▶ _MATERIAL PROVIDED_:
>> begin

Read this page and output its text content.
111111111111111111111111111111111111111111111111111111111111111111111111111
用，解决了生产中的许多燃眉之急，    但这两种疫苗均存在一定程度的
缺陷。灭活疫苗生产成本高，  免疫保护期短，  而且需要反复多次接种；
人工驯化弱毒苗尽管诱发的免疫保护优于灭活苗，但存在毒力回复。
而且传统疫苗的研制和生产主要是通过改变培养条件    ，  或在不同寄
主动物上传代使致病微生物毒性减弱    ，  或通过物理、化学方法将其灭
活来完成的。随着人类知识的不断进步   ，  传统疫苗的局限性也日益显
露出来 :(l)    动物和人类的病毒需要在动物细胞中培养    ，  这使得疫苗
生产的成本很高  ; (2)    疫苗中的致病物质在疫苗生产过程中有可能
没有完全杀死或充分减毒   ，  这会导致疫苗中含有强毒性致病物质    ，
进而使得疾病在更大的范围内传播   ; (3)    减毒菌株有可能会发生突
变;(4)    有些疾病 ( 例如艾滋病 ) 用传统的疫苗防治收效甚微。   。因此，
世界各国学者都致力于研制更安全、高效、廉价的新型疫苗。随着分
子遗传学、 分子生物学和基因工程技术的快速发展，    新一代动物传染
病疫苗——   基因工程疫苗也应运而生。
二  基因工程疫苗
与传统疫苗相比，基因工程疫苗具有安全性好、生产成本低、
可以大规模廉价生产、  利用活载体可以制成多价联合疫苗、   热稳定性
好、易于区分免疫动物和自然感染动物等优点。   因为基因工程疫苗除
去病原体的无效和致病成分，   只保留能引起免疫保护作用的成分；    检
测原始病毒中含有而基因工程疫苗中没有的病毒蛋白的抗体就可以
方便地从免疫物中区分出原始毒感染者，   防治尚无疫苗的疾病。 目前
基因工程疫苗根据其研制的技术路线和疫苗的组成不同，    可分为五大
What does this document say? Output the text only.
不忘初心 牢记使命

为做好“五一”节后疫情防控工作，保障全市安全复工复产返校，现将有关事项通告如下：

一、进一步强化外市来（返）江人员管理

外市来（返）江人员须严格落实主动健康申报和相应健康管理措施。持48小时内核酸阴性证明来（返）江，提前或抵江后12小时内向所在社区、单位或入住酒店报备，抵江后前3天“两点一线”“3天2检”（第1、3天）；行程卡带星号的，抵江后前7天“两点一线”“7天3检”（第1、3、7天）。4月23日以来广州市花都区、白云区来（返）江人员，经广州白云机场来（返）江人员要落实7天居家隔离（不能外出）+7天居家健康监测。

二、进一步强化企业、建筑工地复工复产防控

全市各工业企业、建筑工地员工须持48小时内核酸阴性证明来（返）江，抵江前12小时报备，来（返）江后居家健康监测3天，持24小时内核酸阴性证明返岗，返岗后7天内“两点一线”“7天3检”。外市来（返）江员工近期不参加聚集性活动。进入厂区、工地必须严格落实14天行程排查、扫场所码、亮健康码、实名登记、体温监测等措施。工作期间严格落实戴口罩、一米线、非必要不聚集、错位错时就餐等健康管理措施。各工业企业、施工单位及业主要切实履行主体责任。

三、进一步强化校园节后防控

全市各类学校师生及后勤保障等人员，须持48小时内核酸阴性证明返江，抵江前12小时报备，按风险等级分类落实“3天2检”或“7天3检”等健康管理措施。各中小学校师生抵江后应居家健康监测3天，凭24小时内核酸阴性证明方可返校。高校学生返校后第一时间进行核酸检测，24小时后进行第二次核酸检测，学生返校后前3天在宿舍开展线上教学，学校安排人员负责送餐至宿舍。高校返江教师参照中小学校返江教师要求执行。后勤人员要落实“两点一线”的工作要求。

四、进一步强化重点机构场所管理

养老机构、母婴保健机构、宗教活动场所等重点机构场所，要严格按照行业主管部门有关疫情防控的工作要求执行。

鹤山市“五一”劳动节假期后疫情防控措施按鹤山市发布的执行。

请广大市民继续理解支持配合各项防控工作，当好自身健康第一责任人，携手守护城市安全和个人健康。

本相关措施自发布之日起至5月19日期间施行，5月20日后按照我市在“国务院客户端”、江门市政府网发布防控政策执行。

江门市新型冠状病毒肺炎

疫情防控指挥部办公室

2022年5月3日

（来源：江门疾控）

>> end

▶ _WHAT TO DO_: Find all lines holding the string "text" and copy them.

▶ _FINISHED EXERCISE_:
Read this page and output its text content.
What does this document say? Output the text only.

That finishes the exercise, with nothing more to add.